== LISTING

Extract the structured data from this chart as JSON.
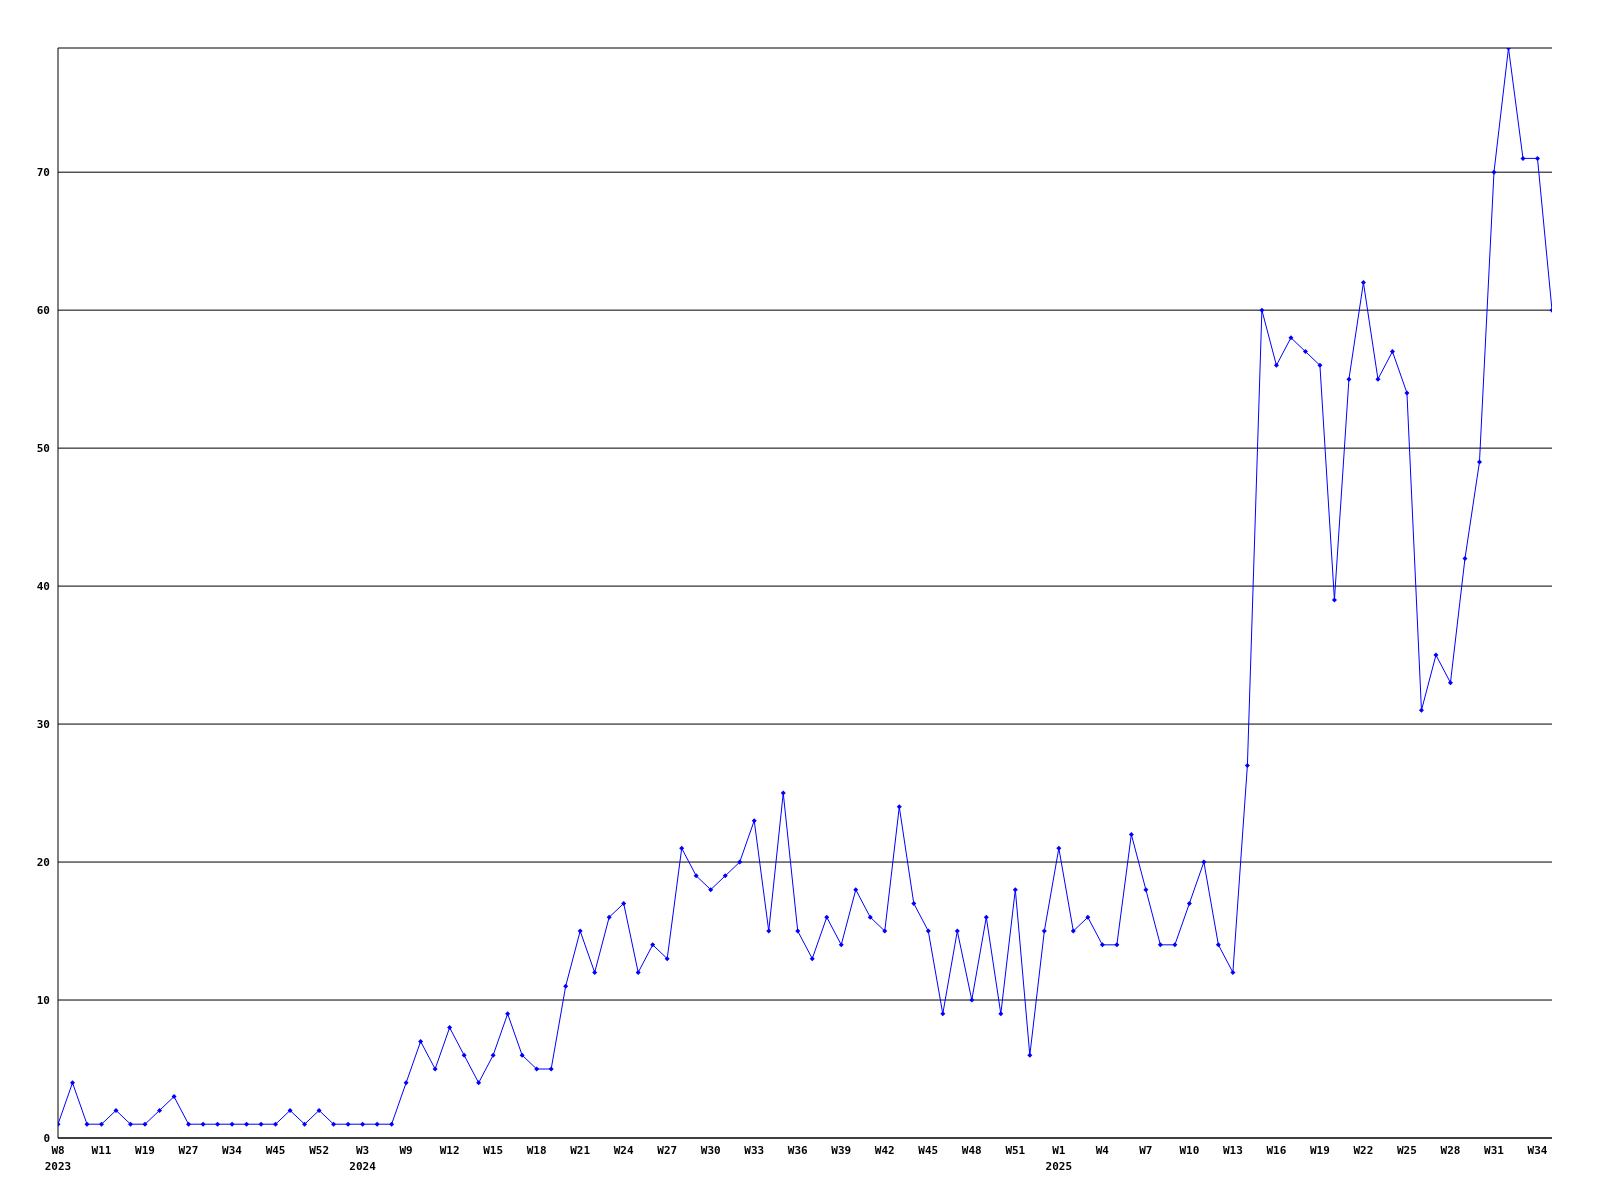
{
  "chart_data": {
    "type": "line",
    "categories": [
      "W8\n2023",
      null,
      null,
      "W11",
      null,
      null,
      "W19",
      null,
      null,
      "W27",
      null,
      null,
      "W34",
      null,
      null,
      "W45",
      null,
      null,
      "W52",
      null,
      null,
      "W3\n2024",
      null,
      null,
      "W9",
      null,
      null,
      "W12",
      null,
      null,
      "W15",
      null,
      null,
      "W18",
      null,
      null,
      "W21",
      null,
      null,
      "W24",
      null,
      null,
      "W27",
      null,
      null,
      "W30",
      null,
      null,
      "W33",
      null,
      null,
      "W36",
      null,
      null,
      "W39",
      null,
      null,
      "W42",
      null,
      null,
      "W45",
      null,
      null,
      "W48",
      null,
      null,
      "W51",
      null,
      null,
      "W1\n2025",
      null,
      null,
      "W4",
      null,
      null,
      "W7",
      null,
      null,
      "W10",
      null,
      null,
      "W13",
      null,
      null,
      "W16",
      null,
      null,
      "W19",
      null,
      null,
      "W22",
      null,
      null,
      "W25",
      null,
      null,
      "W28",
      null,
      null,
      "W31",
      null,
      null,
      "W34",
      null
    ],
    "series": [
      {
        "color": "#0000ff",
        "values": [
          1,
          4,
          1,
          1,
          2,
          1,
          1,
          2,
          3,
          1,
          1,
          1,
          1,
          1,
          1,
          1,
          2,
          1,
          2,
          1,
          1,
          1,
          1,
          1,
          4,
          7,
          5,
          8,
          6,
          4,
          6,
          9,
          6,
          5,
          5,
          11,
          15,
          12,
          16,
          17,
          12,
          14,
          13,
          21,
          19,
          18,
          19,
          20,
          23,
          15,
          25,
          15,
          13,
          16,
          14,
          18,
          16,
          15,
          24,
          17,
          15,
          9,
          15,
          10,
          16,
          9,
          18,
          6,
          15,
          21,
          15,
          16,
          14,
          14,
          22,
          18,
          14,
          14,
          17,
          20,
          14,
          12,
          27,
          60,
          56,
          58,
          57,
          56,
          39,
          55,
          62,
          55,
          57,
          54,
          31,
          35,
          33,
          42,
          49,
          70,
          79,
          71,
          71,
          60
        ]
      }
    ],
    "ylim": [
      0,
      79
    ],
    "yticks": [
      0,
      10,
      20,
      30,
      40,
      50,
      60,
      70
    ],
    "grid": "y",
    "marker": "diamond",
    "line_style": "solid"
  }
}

====

DIRECTIONS: Reproduce all the entries that precede this task, word for word, minus any pictures.

EXERCISE RESULT:
Extract the structured data from this chart as JSON.
{
  "chart_data": {
    "type": "line",
    "categories": [
      "W8\n2023",
      null,
      null,
      "W11",
      null,
      null,
      "W19",
      null,
      null,
      "W27",
      null,
      null,
      "W34",
      null,
      null,
      "W45",
      null,
      null,
      "W52",
      null,
      null,
      "W3\n2024",
      null,
      null,
      "W9",
      null,
      null,
      "W12",
      null,
      null,
      "W15",
      null,
      null,
      "W18",
      null,
      null,
      "W21",
      null,
      null,
      "W24",
      null,
      null,
      "W27",
      null,
      null,
      "W30",
      null,
      null,
      "W33",
      null,
      null,
      "W36",
      null,
      null,
      "W39",
      null,
      null,
      "W42",
      null,
      null,
      "W45",
      null,
      null,
      "W48",
      null,
      null,
      "W51",
      null,
      null,
      "W1\n2025",
      null,
      null,
      "W4",
      null,
      null,
      "W7",
      null,
      null,
      "W10",
      null,
      null,
      "W13",
      null,
      null,
      "W16",
      null,
      null,
      "W19",
      null,
      null,
      "W22",
      null,
      null,
      "W25",
      null,
      null,
      "W28",
      null,
      null,
      "W31",
      null,
      null,
      "W34",
      null
    ],
    "series": [
      {
        "color": "#0000ff",
        "values": [
          1,
          4,
          1,
          1,
          2,
          1,
          1,
          2,
          3,
          1,
          1,
          1,
          1,
          1,
          1,
          1,
          2,
          1,
          2,
          1,
          1,
          1,
          1,
          1,
          4,
          7,
          5,
          8,
          6,
          4,
          6,
          9,
          6,
          5,
          5,
          11,
          15,
          12,
          16,
          17,
          12,
          14,
          13,
          21,
          19,
          18,
          19,
          20,
          23,
          15,
          25,
          15,
          13,
          16,
          14,
          18,
          16,
          15,
          24,
          17,
          15,
          9,
          15,
          10,
          16,
          9,
          18,
          6,
          15,
          21,
          15,
          16,
          14,
          14,
          22,
          18,
          14,
          14,
          17,
          20,
          14,
          12,
          27,
          60,
          56,
          58,
          57,
          56,
          39,
          55,
          62,
          55,
          57,
          54,
          31,
          35,
          33,
          42,
          49,
          70,
          79,
          71,
          71,
          60
        ]
      }
    ],
    "ylim": [
      0,
      79
    ],
    "yticks": [
      0,
      10,
      20,
      30,
      40,
      50,
      60,
      70
    ],
    "grid": "y",
    "marker": "diamond",
    "line_style": "solid"
  }
}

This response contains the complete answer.